* YOUR OBJECTIVE *
How many of the lines that follow contain the word "left"? Give only the number.

* RECORDS FOR THE TASK *
Start
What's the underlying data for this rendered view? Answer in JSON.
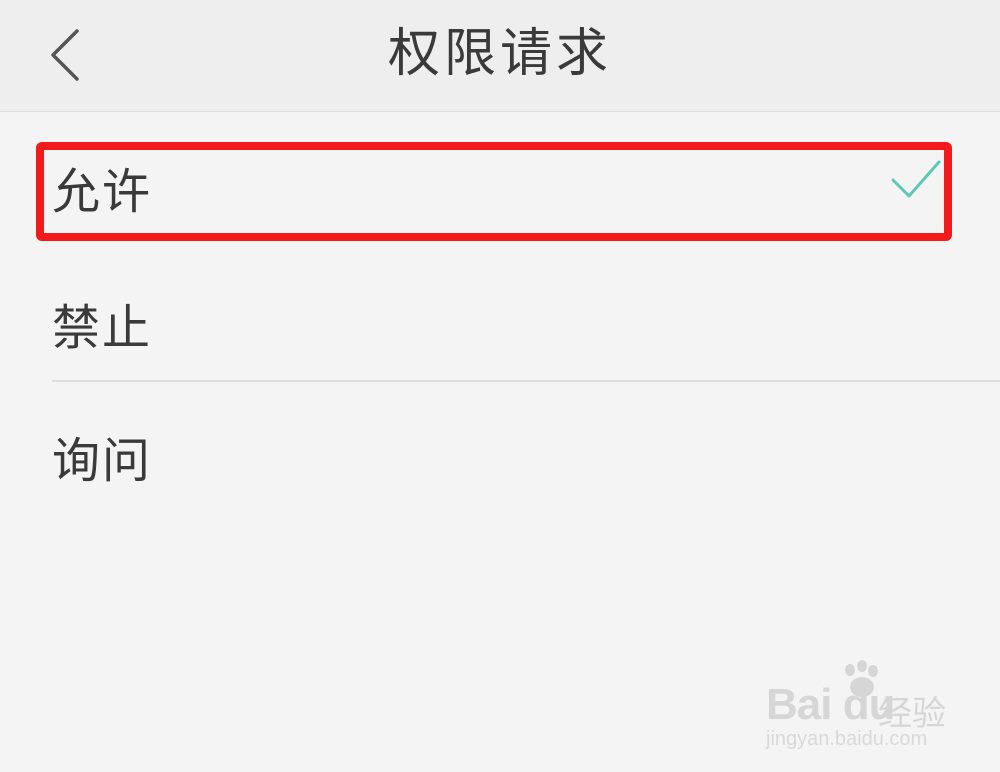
{
  "header": {
    "title": "权限请求",
    "back_icon": "chevron-left-icon"
  },
  "options": [
    {
      "label": "允许",
      "selected": true
    },
    {
      "label": "禁止",
      "selected": false
    },
    {
      "label": "询问",
      "selected": false
    }
  ],
  "colors": {
    "check": "#5cc9b8",
    "highlight": "#f21a1a",
    "background": "#f4f4f4",
    "header_bg": "#eeeeee"
  },
  "watermark": {
    "logo": "Bai du",
    "text": "经验",
    "url": "jingyan.baidu.com"
  }
}
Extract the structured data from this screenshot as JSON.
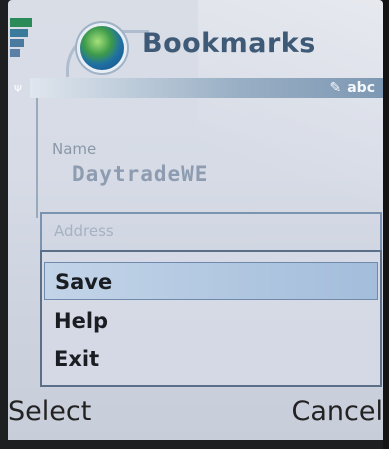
{
  "header": {
    "title": "Bookmarks",
    "input_mode": "abc",
    "icons": [
      "signal-bars",
      "globe-icon",
      "pen-icon",
      "antenna-icon"
    ]
  },
  "form": {
    "name_label": "Name",
    "name_value": "DaytradeWE",
    "address_label": "Address"
  },
  "menu": {
    "items": [
      {
        "label": "Save",
        "selected": true
      },
      {
        "label": "Help",
        "selected": false
      },
      {
        "label": "Exit",
        "selected": false
      }
    ]
  },
  "softkeys": {
    "left": "Select",
    "right": "Cancel"
  },
  "colors": {
    "screen_bg": "#d6dbe6",
    "title": "#3f5a76",
    "highlight": "#a3bddb"
  }
}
End
* RESULT OF THE TASK *
2